**Selected text:**
Consider the second of these, performing processes that cannot be done manually. Some processes may require too high of a degree of precision or be too small for the human hand to effect or have too complex a geometry. Ponder the manufacture of computer chips. Arun Radhakrishnan, writing in http://blogs.techrepublic.com.com/tech-news/?p=2050), pointed out that in 2008 Intel announced a new computer chip containing 2 billion transistors. Obviously, this can only be produced with the aid of automated machines; without the automation to manufacture it, the product could not be made and thus productivity would be zero.
Thus, there may be many reasons to automate, but the primary benefit to automating is improved productivity. When a company continuously improves productivity it is better able to absorb raw material cost increases, labor cost increases, increased energy prices, and other inflationary types of cost pressures—without passing those increases along to the customer. Thus, by improving productivity the company may realize other benefits including higher sales, better customer relations, and a larger market share. Although automation is not the only method to improve productivity, it is often a very effective method and should therefore be strongly investigated.

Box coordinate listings
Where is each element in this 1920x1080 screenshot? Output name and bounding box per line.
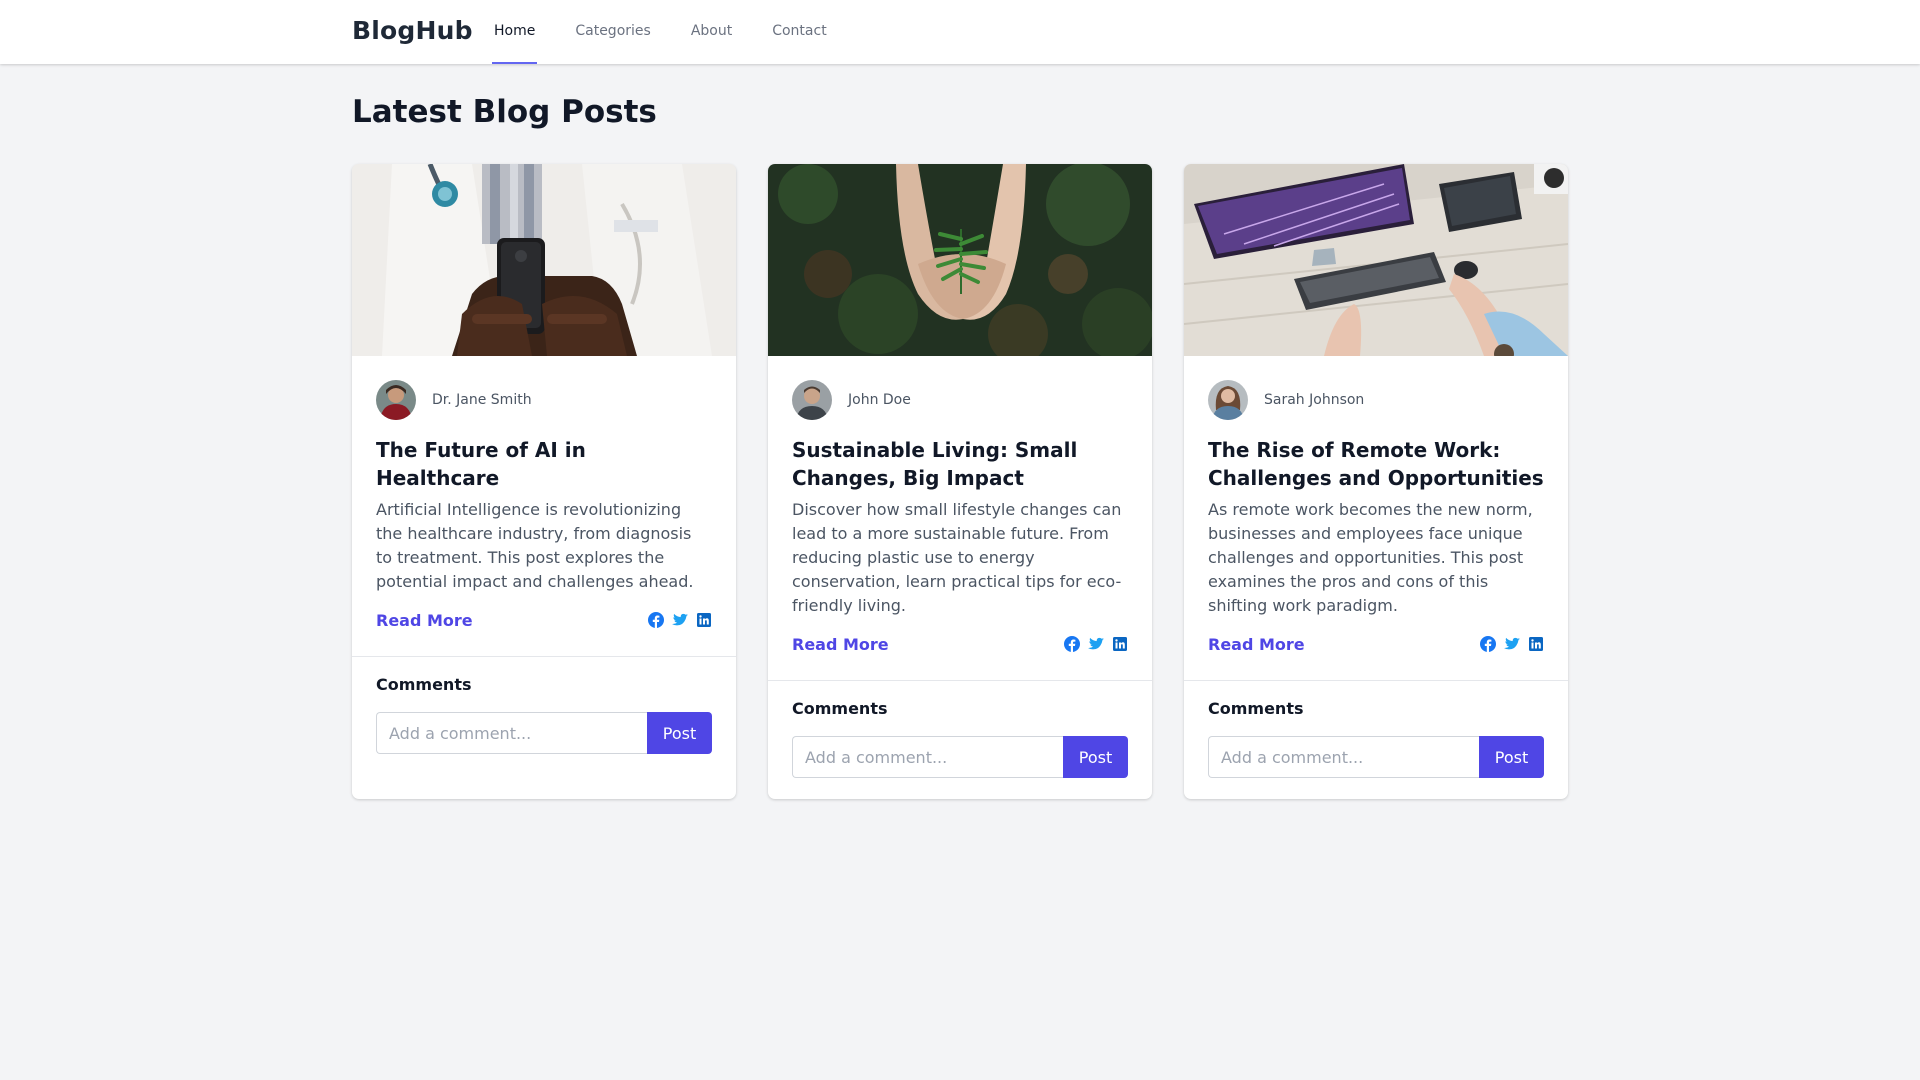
read-more-link[interactable]: Read More	[376, 611, 473, 630]
post-image-hands-seedling[interactable]	[768, 164, 1152, 356]
comments-heading: Comments	[1208, 699, 1304, 718]
post-actions: Read More	[792, 632, 1128, 656]
avatar-art	[376, 380, 416, 420]
linkedin-icon[interactable]	[696, 612, 712, 628]
comment-input[interactable]	[1208, 736, 1479, 778]
author-name[interactable]: John Doe	[848, 392, 911, 408]
post-card: John Doe Sustainable Living: Small Chang…	[768, 164, 1152, 799]
post-comment-button[interactable]: Post	[1479, 736, 1544, 778]
share-buttons	[1480, 636, 1544, 652]
author-row: Sarah Johnson	[1208, 380, 1544, 420]
twitter-icon[interactable]	[1088, 636, 1104, 652]
read-more-link[interactable]: Read More	[1208, 635, 1305, 654]
brand-logo[interactable]: BlogHub	[352, 16, 473, 45]
author-name[interactable]: Sarah Johnson	[1264, 392, 1364, 408]
post-excerpt: Discover how small lifestyle changes can…	[792, 500, 1122, 615]
nav-home[interactable]: Home	[492, 0, 538, 64]
post-grid: Dr. Jane Smith The Future of AI in Healt…	[352, 164, 1568, 799]
post-title[interactable]: The Rise of Remote Work: Challenges and …	[1208, 436, 1544, 492]
page-title: Latest Blog Posts	[352, 94, 657, 130]
nav-contact[interactable]: Contact	[770, 0, 828, 64]
twitter-icon[interactable]	[672, 612, 688, 628]
read-more-link[interactable]: Read More	[792, 635, 889, 654]
post-title[interactable]: The Future of AI in Healthcare	[376, 436, 712, 492]
linkedin-icon[interactable]	[1528, 636, 1544, 652]
avatar-art	[792, 380, 832, 420]
author-avatar[interactable]	[792, 380, 832, 420]
facebook-icon[interactable]	[648, 612, 664, 628]
nav-about[interactable]: About	[689, 0, 734, 64]
nav-categories[interactable]: Categories	[573, 0, 652, 64]
facebook-icon[interactable]	[1480, 636, 1496, 652]
comment-form: Post	[376, 712, 712, 754]
author-avatar[interactable]	[376, 380, 416, 420]
post-image-remote-desk[interactable]	[1184, 164, 1568, 356]
post-image-art	[352, 164, 736, 356]
linkedin-icon[interactable]	[1112, 636, 1128, 652]
post-image-art	[768, 164, 1152, 356]
share-buttons	[648, 612, 712, 628]
post-actions: Read More	[1208, 632, 1544, 656]
post-card: Sarah Johnson The Rise of Remote Work: C…	[1184, 164, 1568, 799]
comment-input[interactable]	[792, 736, 1063, 778]
comments-heading: Comments	[792, 699, 888, 718]
post-excerpt: Artificial Intelligence is revolutionizi…	[376, 500, 694, 591]
post-actions: Read More	[376, 608, 712, 632]
author-avatar[interactable]	[1208, 380, 1248, 420]
comments-heading: Comments	[376, 675, 472, 694]
comment-form: Post	[1208, 736, 1544, 778]
facebook-icon[interactable]	[1064, 636, 1080, 652]
comments-section: Comments Post	[1184, 681, 1568, 778]
post-image-art	[1184, 164, 1568, 356]
top-navbar: BlogHub Home Categories About Contact	[0, 0, 1920, 64]
post-image-doctor-phone[interactable]	[352, 164, 736, 356]
share-buttons	[1064, 636, 1128, 652]
post-comment-button[interactable]: Post	[1063, 736, 1128, 778]
post-comment-button[interactable]: Post	[647, 712, 712, 754]
post-title[interactable]: Sustainable Living: Small Changes, Big I…	[792, 436, 1128, 492]
twitter-icon[interactable]	[1504, 636, 1520, 652]
comment-input[interactable]	[376, 712, 647, 754]
author-row: John Doe	[792, 380, 1128, 420]
author-row: Dr. Jane Smith	[376, 380, 712, 420]
author-name[interactable]: Dr. Jane Smith	[432, 392, 532, 408]
comments-section: Comments Post	[768, 681, 1152, 778]
comments-section: Comments Post	[352, 657, 736, 754]
main-nav: Home Categories About Contact	[492, 0, 865, 64]
comment-form: Post	[792, 736, 1128, 778]
avatar-art	[1208, 380, 1248, 420]
post-excerpt: As remote work becomes the new norm, bus…	[1208, 500, 1533, 615]
post-card: Dr. Jane Smith The Future of AI in Healt…	[352, 164, 736, 799]
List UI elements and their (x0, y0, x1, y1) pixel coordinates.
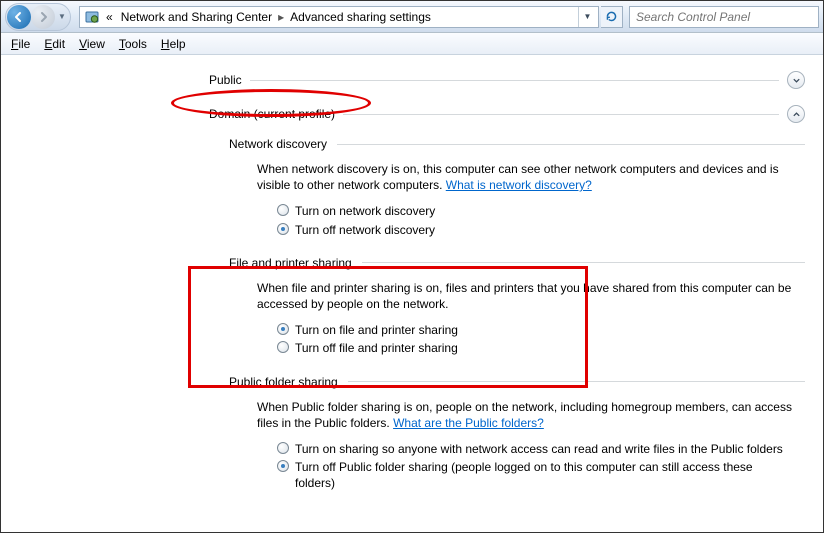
address-dropdown[interactable]: ▼ (578, 7, 596, 27)
chevron-down-icon[interactable] (787, 71, 805, 89)
refresh-button[interactable] (601, 6, 623, 28)
profile-domain-label: Domain (current profile) (209, 107, 335, 121)
menubar: File Edit View Tools Help (1, 33, 823, 55)
navbar: ▼ « Network and Sharing Center ▸ Advance… (1, 1, 823, 33)
section-network-discovery: Network discovery (229, 137, 805, 151)
what-is-network-discovery-link[interactable]: What is network discovery? (446, 178, 592, 192)
menu-file[interactable]: File (11, 37, 30, 51)
profile-public-row: Public (209, 71, 805, 89)
search-input[interactable] (629, 6, 819, 28)
breadcrumb-item[interactable]: Network and Sharing Center (119, 10, 274, 24)
control-panel-icon (84, 9, 100, 25)
file-printer-desc: When file and printer sharing is on, fil… (257, 280, 801, 312)
desc-text: When file and printer sharing is on, fil… (257, 281, 791, 311)
section-file-printer: File and printer sharing (229, 256, 805, 270)
network-discovery-desc: When network discovery is on, this compu… (257, 161, 801, 193)
back-button[interactable] (7, 5, 31, 29)
menu-edit[interactable]: Edit (44, 37, 65, 51)
section-title-label: Public folder sharing (229, 375, 338, 389)
radio-icon (277, 341, 289, 353)
menu-tools[interactable]: Tools (119, 37, 147, 51)
radio-icon (277, 223, 289, 235)
radio-nd-on[interactable]: Turn on network discovery (277, 203, 805, 219)
radio-pf-on[interactable]: Turn on sharing so anyone with network a… (277, 441, 795, 457)
radio-nd-off[interactable]: Turn off network discovery (277, 222, 805, 238)
content: Public Domain (current profile) Network … (1, 55, 823, 491)
forward-button[interactable] (31, 5, 55, 29)
menu-help[interactable]: Help (161, 37, 186, 51)
divider (337, 144, 805, 145)
radio-pf-off[interactable]: Turn off Public folder sharing (people l… (277, 459, 795, 491)
radio-icon (277, 460, 289, 472)
nav-buttons: ▼ (5, 3, 71, 31)
profile-domain-row: Domain (current profile) (209, 105, 805, 123)
breadcrumb-separator-icon: ▸ (278, 10, 284, 24)
radio-label: Turn off file and printer sharing (295, 340, 458, 356)
radio-label: Turn off Public folder sharing (people l… (295, 459, 795, 491)
menu-view[interactable]: View (79, 37, 105, 51)
radio-label: Turn on sharing so anyone with network a… (295, 441, 783, 457)
radio-icon (277, 442, 289, 454)
divider (250, 80, 779, 81)
section-public-folder: Public folder sharing (229, 375, 805, 389)
breadcrumb-prefix: « (104, 10, 115, 24)
nav-history-dropdown[interactable]: ▼ (55, 12, 69, 21)
network-discovery-options: Turn on network discovery Turn off netwo… (277, 203, 805, 237)
file-printer-options: Turn on file and printer sharing Turn of… (277, 322, 805, 356)
divider (343, 114, 779, 115)
breadcrumb-item[interactable]: Advanced sharing settings (288, 10, 433, 24)
radio-label: Turn off network discovery (295, 222, 435, 238)
public-folder-options: Turn on sharing so anyone with network a… (277, 441, 795, 492)
radio-fp-on[interactable]: Turn on file and printer sharing (277, 322, 805, 338)
divider (348, 381, 805, 382)
radio-icon (277, 204, 289, 216)
radio-fp-off[interactable]: Turn off file and printer sharing (277, 340, 805, 356)
section-title-label: File and printer sharing (229, 256, 352, 270)
radio-label: Turn on network discovery (295, 203, 435, 219)
what-are-public-folders-link[interactable]: What are the Public folders? (393, 416, 544, 430)
chevron-up-icon[interactable] (787, 105, 805, 123)
profile-public-label: Public (209, 73, 242, 87)
divider (362, 262, 805, 263)
address-bar[interactable]: « Network and Sharing Center ▸ Advanced … (79, 6, 599, 28)
public-folder-desc: When Public folder sharing is on, people… (257, 399, 801, 431)
section-title-label: Network discovery (229, 137, 327, 151)
radio-label: Turn on file and printer sharing (295, 322, 458, 338)
radio-icon (277, 323, 289, 335)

**Set problem 1:** According to the automation passage, what did Intel announce in 2008?
**Set problem 2:** Copy the automation passage word for word from "Consider the second" up to and including "would be zero.".

**Correct result 1:** A new computer chip containing 2 billion transistors.

**Correct result 2:**
Consider the second of these, performing processes that cannot be done manually. Some processes may require too high of a degree of precision or be too small for the human hand to effect or have too complex a geometry. Ponder the manufacture of computer chips. Arun Radhakrishnan, writing in http://blogs.techrepublic.com.com/tech-news/?p=2050), pointed out that in 2008 Intel announced a new computer chip containing 2 billion transistors. Obviously, this can only be produced with the aid of automated machines; without the automation to manufacture it, the product could not be made and thus productivity would be zero.